--- Dataset extract ---

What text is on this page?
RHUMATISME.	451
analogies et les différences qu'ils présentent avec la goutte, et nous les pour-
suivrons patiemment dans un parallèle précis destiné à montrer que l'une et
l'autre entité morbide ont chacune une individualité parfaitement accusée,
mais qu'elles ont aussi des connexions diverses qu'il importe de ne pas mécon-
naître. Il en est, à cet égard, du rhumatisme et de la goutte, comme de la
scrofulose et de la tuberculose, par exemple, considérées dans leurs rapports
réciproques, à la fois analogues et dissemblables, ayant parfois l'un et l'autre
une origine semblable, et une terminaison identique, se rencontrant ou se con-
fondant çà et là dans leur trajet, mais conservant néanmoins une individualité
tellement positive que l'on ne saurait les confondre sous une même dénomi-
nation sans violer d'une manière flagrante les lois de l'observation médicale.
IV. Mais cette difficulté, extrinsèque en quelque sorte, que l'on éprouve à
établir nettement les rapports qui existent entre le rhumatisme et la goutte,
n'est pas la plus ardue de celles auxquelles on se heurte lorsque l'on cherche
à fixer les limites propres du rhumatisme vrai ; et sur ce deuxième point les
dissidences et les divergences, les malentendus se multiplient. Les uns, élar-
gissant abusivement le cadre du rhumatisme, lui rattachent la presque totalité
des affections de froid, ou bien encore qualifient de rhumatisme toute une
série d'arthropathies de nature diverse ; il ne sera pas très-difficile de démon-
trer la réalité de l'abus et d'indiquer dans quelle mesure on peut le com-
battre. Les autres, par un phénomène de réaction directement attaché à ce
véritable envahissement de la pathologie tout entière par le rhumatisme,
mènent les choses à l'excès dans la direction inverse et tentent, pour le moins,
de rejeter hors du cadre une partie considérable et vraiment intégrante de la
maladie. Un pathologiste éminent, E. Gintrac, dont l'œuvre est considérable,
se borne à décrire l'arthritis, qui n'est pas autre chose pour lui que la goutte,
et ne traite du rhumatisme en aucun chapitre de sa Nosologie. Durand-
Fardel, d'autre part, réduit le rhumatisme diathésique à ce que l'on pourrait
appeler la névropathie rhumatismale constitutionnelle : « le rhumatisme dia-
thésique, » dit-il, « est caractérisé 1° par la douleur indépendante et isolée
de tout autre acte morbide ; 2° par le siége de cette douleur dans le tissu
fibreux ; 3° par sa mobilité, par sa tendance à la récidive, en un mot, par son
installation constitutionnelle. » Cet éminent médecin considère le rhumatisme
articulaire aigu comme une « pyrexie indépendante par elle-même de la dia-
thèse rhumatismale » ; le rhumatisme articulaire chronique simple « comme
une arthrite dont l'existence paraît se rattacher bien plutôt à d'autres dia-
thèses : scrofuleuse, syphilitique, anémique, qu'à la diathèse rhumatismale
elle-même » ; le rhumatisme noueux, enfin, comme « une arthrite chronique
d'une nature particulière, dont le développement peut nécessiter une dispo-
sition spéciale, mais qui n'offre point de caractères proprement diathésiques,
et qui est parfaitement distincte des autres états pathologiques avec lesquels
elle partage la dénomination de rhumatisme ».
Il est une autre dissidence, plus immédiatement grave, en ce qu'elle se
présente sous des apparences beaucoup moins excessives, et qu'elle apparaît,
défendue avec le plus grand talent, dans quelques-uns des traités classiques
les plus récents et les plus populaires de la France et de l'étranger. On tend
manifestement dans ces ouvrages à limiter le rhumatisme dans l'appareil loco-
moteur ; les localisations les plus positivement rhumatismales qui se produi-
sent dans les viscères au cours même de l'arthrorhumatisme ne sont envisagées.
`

---

Directions for this task
How many of the lines above include the word "arthrite"? Respond with the number alone.

Answer for the task
2